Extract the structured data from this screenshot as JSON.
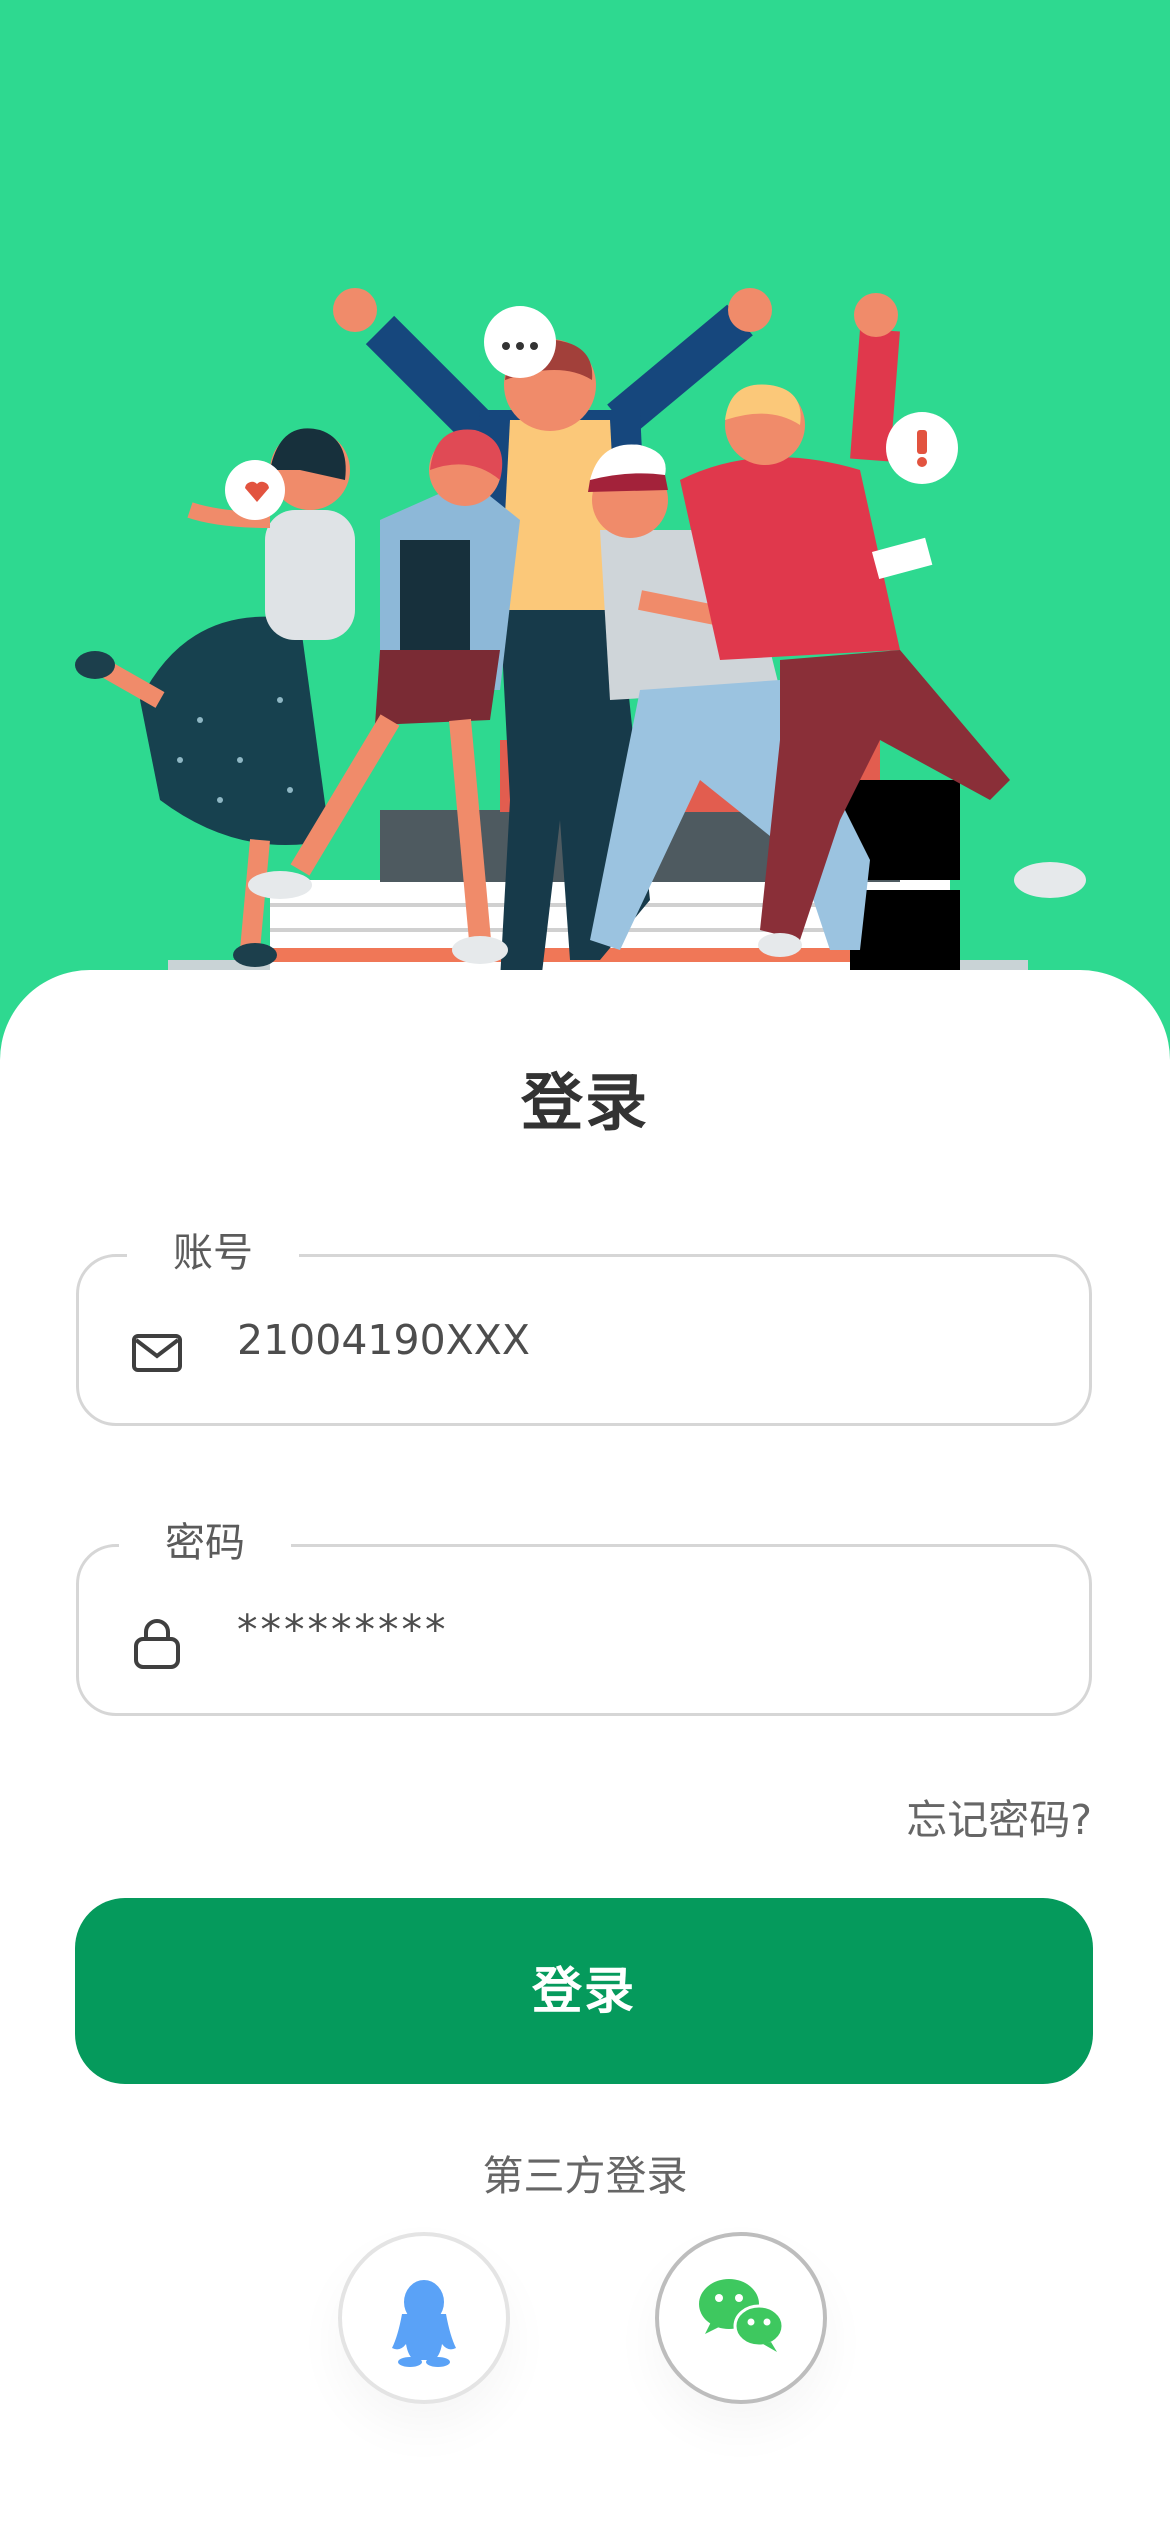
{
  "login": {
    "title": "登录",
    "account": {
      "label": "账号",
      "value": "21004190XXX",
      "icon": "mail-icon"
    },
    "password": {
      "label": "密码",
      "value": "*********",
      "icon": "lock-icon"
    },
    "forgot_password": "忘记密码?",
    "submit_label": "登录",
    "third_party": {
      "label": "第三方登录",
      "providers": [
        {
          "name": "qq",
          "icon": "qq-penguin-icon",
          "color": "#5aa2f7"
        },
        {
          "name": "wechat",
          "icon": "wechat-icon",
          "color": "#3ec85f"
        }
      ]
    }
  },
  "colors": {
    "hero_background": "#2ed990",
    "primary_button": "#059a5c",
    "text": "#333333"
  },
  "hero": {
    "illustration": "group-of-people-celebrating-illustration"
  }
}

++++

#### Set exercise:
Only lines with "icon" are wanted here; list each of them.

#### Task answer:
      "icon": "mail-icon"
      "icon": "lock-icon"
          "icon": "qq-penguin-icon",
          "icon": "wechat-icon",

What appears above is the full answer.